— Short task —
Report how many lines contain "None", with no other words.

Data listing

╭──

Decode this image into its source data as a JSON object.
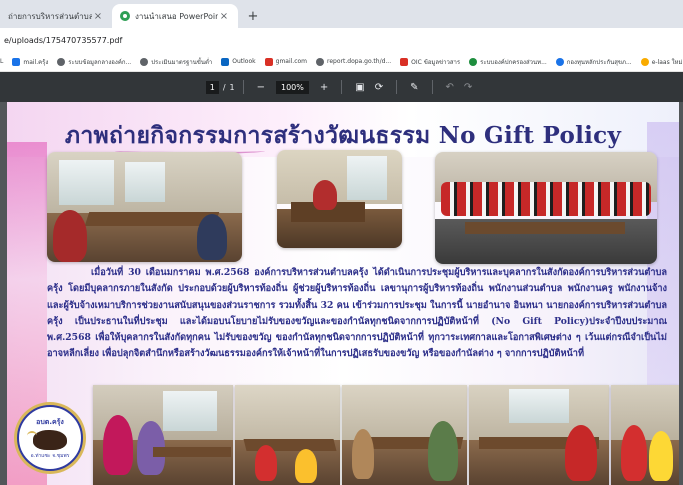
{
  "browser": {
    "tabs": [
      {
        "title": "ถ่ายการบริหารส่วนตำบลครุ้ง",
        "active": false
      },
      {
        "title": "งานนำเสนอ PowerPoint",
        "active": true
      }
    ],
    "new_tab_label": "+",
    "close_label": "×",
    "url": "e/uploads/175470735577.pdf",
    "bookmarks": [
      {
        "label": "L",
        "icon": "folder-icon",
        "color": "#7a7a7a"
      },
      {
        "label": "mail.ครุ้ง",
        "icon": "mail-icon",
        "color": "#1a73e8"
      },
      {
        "label": "ระบบข้อมูลกลางองค์ก...",
        "icon": "globe-icon",
        "color": "#5f6368"
      },
      {
        "label": "ประเมินมาตรฐานขั้นต่ำ",
        "icon": "globe-icon",
        "color": "#5f6368"
      },
      {
        "label": "Outlook",
        "icon": "outlook-icon",
        "color": "#0a66c2"
      },
      {
        "label": "gmail.com",
        "icon": "gmail-icon",
        "color": "#d93025"
      },
      {
        "label": "report.dopa.go.th/d...",
        "icon": "globe-icon",
        "color": "#5f6368"
      },
      {
        "label": "OIC ข้อมูลข่าวสาร",
        "icon": "pdf-icon",
        "color": "#d93025"
      },
      {
        "label": "ระบบองค์ปกครองส่วนท...",
        "icon": "site-icon",
        "color": "#1e8e3e"
      },
      {
        "label": "กองทุนหลักประกันสุขภ...",
        "icon": "site-icon",
        "color": "#1a73e8"
      },
      {
        "label": "e-laas ใหม่",
        "icon": "site-icon",
        "color": "#f9ab00"
      }
    ]
  },
  "pdf_toolbar": {
    "page_current": "1",
    "page_separator": "/",
    "page_total": "1",
    "zoom_out": "−",
    "zoom": "100%",
    "zoom_in": "+"
  },
  "document": {
    "title": "ภาพถ่ายกิจกรรมการสร้างวัฒนธรรม No Gift Policy",
    "body": "เมื่อวันที่ 30 เดือนมกราคม พ.ศ.2568 องค์การบริหารส่วนตำบลครุ้ง ได้ดำเนินการประชุมผู้บริหารและบุคลากรในสังกัดองค์การบริหารส่วนตำบลครุ้ง โดยมีบุคลากรภายในสังกัด ประกอบด้วยผู้บริหารท้องถิ่น ผู้ช่วยผู้บริหารท้องถิ่น เลขานุการผู้บริหารท้องถิ่น พนักงานส่วนตำบล พนักงานครู พนักงานจ้าง และผู้รับจ้างเหมาบริการช่วยงานสนับสนุนของส่วนราชการ รวมทั้งสิ้น 32 คน เข้าร่วมการประชุม ในการนี้ นายอำนาจ อินทนา นายกองค์การบริหารส่วนตำบลครุ้ง เป็นประธานในที่ประชุม และได้มอบนโยบายไม่รับของขวัญและของกำนัลทุกชนิดจากการปฏิบัติหน้าที่ (No Gift Policy)ประจำปีงบประมาณ พ.ศ.2568 เพื่อให้บุคลากรในสังกัดทุกคน ไม่รับของขวัญ ของกำนัลทุกชนิดจากการปฏิบัติหน้าที่ ทุกวาระเทศกาลและโอกาสพิเศษต่าง ๆ เว้นแต่กรณีจำเป็นไม่อาจหลีกเลี่ยง เพื่อปลุกจิตสำนึกหรือสร้างวัฒนธรรมองค์กรให้เจ้าหน้าที่ในการปฏิเสธรับของขวัญ หรือของกำนัลต่าง ๆ จากการปฏิบัติหน้าที่",
    "logo_top": "อบต.ครุ้ง",
    "logo_bottom": "อ.ท่าแซะ จ.ชุมพร"
  }
}
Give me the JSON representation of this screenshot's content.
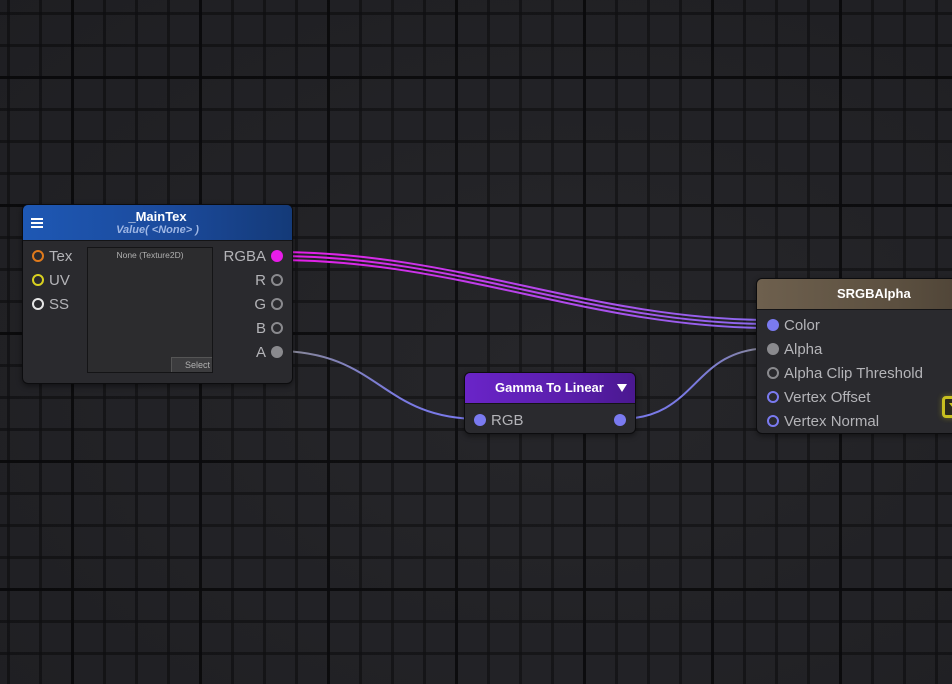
{
  "colors": {
    "background": "#212125",
    "wire_rgba_start": "#e81ce8",
    "wire_rgba_end": "#8a6cf0",
    "wire_float": "#7a7ae0",
    "wire_gray": "#8a8a8e",
    "port_orange": "#e07a1c",
    "port_yellow": "#d8d020",
    "port_white": "#e6e6e6",
    "port_magenta": "#e81ce8",
    "port_gray": "#8a8a8e",
    "port_blue": "#7a7af0"
  },
  "nodes": {
    "maintex": {
      "title": "_MainTex",
      "subtitle": "Value( <None> )",
      "menu_icon": "hamburger-icon",
      "inputs": [
        {
          "label": "Tex",
          "color": "#e07a1c"
        },
        {
          "label": "UV",
          "color": "#d8d020"
        },
        {
          "label": "SS",
          "color": "#e6e6e6"
        }
      ],
      "outputs": [
        {
          "label": "RGBA",
          "color": "#e81ce8",
          "connected": true
        },
        {
          "label": "R",
          "color": "#8a8a8e",
          "connected": false
        },
        {
          "label": "G",
          "color": "#8a8a8e",
          "connected": false
        },
        {
          "label": "B",
          "color": "#8a8a8e",
          "connected": false
        },
        {
          "label": "A",
          "color": "#8a8a8e",
          "connected": true
        }
      ],
      "preview_label": "None (Texture2D)",
      "select_label": "Select"
    },
    "gamma": {
      "title": "Gamma To Linear",
      "dropdown_icon": "triangle-down-icon",
      "input_label": "RGB",
      "input_color": "#7a7af0",
      "output_color": "#7a7af0"
    },
    "srgb": {
      "title": "SRGBAlpha",
      "inputs": [
        {
          "label": "Color",
          "color": "#7a7af0",
          "connected": true
        },
        {
          "label": "Alpha",
          "color": "#8a8a8e",
          "connected": true
        },
        {
          "label": "Alpha Clip Threshold",
          "color": "#8a8a8e",
          "connected": false
        },
        {
          "label": "Vertex Offset",
          "color": "#7a7af0",
          "connected": false
        },
        {
          "label": "Vertex Normal",
          "color": "#7a7af0",
          "connected": false
        }
      ]
    }
  }
}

╰──

— Answer to this exercise —
2